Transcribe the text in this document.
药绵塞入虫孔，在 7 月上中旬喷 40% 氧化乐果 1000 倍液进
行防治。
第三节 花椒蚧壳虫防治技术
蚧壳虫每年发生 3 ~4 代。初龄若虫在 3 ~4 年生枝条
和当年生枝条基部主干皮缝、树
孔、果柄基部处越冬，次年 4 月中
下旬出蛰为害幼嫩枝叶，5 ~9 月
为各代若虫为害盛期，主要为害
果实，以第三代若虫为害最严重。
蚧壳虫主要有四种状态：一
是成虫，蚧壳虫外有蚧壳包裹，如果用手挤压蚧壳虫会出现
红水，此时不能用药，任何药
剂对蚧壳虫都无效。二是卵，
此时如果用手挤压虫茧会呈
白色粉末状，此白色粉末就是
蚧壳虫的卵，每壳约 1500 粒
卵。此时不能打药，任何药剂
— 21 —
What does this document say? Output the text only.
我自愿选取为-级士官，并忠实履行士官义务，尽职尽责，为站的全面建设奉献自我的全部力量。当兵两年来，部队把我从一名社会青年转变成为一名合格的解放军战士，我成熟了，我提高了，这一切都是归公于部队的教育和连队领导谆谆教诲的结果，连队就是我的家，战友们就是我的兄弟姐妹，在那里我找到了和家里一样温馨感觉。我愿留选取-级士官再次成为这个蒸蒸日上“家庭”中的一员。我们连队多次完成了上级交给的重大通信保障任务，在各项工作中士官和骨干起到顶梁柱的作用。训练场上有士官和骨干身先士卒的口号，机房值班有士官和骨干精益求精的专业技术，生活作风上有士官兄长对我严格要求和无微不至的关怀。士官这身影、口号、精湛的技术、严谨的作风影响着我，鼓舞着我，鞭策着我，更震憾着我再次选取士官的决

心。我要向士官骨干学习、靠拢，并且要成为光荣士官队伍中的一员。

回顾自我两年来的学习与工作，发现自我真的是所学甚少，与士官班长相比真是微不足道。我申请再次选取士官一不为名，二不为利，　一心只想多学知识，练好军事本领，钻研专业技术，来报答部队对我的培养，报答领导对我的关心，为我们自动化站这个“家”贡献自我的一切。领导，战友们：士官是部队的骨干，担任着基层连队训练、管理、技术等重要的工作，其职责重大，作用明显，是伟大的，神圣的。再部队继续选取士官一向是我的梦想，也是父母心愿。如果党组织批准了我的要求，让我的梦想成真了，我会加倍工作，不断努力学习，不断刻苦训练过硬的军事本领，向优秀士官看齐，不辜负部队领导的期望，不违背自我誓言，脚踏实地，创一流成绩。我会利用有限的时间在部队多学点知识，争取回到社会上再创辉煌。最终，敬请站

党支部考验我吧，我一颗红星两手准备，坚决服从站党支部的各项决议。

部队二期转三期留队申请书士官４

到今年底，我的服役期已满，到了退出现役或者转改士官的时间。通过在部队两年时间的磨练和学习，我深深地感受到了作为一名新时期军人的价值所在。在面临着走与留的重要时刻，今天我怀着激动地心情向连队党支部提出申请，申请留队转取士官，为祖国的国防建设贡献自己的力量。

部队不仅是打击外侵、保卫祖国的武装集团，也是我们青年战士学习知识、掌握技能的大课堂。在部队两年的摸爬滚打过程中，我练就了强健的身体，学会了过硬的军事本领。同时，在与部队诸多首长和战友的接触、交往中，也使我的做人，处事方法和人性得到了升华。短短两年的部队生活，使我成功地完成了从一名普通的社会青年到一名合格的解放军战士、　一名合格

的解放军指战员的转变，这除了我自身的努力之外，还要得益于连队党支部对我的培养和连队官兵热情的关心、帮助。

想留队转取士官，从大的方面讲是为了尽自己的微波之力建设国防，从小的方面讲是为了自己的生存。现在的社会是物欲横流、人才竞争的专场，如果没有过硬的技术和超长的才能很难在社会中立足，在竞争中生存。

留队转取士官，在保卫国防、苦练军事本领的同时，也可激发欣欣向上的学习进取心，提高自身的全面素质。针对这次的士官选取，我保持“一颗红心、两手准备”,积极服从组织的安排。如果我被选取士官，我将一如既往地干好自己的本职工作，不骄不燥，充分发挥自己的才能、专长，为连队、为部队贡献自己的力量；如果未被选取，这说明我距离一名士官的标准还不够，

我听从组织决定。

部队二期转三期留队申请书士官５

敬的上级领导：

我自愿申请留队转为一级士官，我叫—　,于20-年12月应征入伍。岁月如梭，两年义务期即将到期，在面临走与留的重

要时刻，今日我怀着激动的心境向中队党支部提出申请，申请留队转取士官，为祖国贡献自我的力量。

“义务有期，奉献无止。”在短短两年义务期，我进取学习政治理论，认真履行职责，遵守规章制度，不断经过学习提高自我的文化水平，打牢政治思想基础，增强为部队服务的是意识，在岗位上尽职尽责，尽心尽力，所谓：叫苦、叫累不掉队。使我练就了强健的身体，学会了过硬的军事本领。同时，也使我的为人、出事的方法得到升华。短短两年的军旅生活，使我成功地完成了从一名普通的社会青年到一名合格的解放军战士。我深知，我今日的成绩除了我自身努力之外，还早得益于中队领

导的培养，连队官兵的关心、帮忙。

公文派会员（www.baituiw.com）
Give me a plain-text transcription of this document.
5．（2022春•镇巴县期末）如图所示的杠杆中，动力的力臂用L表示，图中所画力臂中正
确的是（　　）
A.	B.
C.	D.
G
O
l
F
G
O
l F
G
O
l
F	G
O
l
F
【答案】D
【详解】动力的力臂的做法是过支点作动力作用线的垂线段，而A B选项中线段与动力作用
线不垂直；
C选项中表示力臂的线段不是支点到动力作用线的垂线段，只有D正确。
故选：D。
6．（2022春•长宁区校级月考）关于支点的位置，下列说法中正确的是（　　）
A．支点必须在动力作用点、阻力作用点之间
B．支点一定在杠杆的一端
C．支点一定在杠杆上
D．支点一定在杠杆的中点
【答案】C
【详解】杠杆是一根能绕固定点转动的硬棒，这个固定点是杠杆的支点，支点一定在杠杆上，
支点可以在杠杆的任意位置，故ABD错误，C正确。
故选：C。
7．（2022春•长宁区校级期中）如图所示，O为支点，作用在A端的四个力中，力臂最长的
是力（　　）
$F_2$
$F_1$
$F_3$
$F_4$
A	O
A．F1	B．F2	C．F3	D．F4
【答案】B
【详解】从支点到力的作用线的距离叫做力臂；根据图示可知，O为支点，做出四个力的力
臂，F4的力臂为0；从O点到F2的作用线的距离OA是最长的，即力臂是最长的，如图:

◆ ◆ ◆ ◆ ◆ ◆ ◆

REQUIRED TASK: Every line in the data that holds "O为支点" should be copied out.

WRITTEN ANSWER:
7．（2022春•长宁区校级期中）如图所示，O为支点，作用在A端的四个力中，力臂最长的
【详解】从支点到力的作用线的距离叫做力臂；根据图示可知，O为支点，做出四个力的力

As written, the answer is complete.